(Saved entries)
──────────

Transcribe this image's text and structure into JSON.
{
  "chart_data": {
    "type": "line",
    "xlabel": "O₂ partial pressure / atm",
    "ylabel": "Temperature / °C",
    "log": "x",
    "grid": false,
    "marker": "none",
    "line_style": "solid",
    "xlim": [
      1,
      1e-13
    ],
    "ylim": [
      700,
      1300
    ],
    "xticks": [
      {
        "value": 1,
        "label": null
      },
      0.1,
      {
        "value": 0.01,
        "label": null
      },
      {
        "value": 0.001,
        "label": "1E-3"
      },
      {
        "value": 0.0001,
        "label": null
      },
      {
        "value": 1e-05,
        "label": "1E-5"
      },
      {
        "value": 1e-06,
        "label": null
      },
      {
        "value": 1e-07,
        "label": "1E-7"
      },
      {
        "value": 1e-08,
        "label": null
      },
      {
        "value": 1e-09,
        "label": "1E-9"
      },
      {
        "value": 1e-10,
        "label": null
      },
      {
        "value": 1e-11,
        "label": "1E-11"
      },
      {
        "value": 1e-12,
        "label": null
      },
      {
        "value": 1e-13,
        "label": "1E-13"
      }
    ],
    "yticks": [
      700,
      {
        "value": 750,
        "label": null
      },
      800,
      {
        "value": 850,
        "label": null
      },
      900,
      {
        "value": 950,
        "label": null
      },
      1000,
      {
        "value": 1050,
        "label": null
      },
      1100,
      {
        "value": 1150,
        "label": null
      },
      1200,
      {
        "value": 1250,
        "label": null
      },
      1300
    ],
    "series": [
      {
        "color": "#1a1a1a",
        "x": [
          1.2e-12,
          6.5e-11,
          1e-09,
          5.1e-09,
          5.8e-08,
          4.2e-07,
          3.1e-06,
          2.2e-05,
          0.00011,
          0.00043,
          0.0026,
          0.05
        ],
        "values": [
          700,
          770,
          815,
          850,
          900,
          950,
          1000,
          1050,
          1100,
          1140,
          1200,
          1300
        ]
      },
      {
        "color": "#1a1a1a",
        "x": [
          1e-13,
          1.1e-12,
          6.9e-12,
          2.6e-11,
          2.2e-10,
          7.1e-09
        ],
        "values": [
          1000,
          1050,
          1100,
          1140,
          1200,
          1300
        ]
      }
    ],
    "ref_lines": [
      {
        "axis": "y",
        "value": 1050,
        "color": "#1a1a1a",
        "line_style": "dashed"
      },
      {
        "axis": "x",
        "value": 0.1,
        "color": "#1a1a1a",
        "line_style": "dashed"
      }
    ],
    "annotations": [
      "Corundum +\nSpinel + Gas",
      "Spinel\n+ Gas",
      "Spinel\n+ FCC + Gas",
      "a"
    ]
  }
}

──────────

### WORK REQUIRED
Repeat the entries exactly, all of them.

### FINAL RESULT
Transcribe this image's text and structure into JSON.
{
  "chart_data": {
    "type": "line",
    "xlabel": "O₂ partial pressure / atm",
    "ylabel": "Temperature / °C",
    "log": "x",
    "grid": false,
    "marker": "none",
    "line_style": "solid",
    "xlim": [
      1,
      1e-13
    ],
    "ylim": [
      700,
      1300
    ],
    "xticks": [
      {
        "value": 1,
        "label": null
      },
      0.1,
      {
        "value": 0.01,
        "label": null
      },
      {
        "value": 0.001,
        "label": "1E-3"
      },
      {
        "value": 0.0001,
        "label": null
      },
      {
        "value": 1e-05,
        "label": "1E-5"
      },
      {
        "value": 1e-06,
        "label": null
      },
      {
        "value": 1e-07,
        "label": "1E-7"
      },
      {
        "value": 1e-08,
        "label": null
      },
      {
        "value": 1e-09,
        "label": "1E-9"
      },
      {
        "value": 1e-10,
        "label": null
      },
      {
        "value": 1e-11,
        "label": "1E-11"
      },
      {
        "value": 1e-12,
        "label": null
      },
      {
        "value": 1e-13,
        "label": "1E-13"
      }
    ],
    "yticks": [
      700,
      {
        "value": 750,
        "label": null
      },
      800,
      {
        "value": 850,
        "label": null
      },
      900,
      {
        "value": 950,
        "label": null
      },
      1000,
      {
        "value": 1050,
        "label": null
      },
      1100,
      {
        "value": 1150,
        "label": null
      },
      1200,
      {
        "value": 1250,
        "label": null
      },
      1300
    ],
    "series": [
      {
        "color": "#1a1a1a",
        "x": [
          1.2e-12,
          6.5e-11,
          1e-09,
          5.1e-09,
          5.8e-08,
          4.2e-07,
          3.1e-06,
          2.2e-05,
          0.00011,
          0.00043,
          0.0026,
          0.05
        ],
        "values": [
          700,
          770,
          815,
          850,
          900,
          950,
          1000,
          1050,
          1100,
          1140,
          1200,
          1300
        ]
      },
      {
        "color": "#1a1a1a",
        "x": [
          1e-13,
          1.1e-12,
          6.9e-12,
          2.6e-11,
          2.2e-10,
          7.1e-09
        ],
        "values": [
          1000,
          1050,
          1100,
          1140,
          1200,
          1300
        ]
      }
    ],
    "ref_lines": [
      {
        "axis": "y",
        "value": 1050,
        "color": "#1a1a1a",
        "line_style": "dashed"
      },
      {
        "axis": "x",
        "value": 0.1,
        "color": "#1a1a1a",
        "line_style": "dashed"
      }
    ],
    "annotations": [
      "Corundum +\nSpinel + Gas",
      "Spinel\n+ Gas",
      "Spinel\n+ FCC + Gas",
      "a"
    ]
  }
}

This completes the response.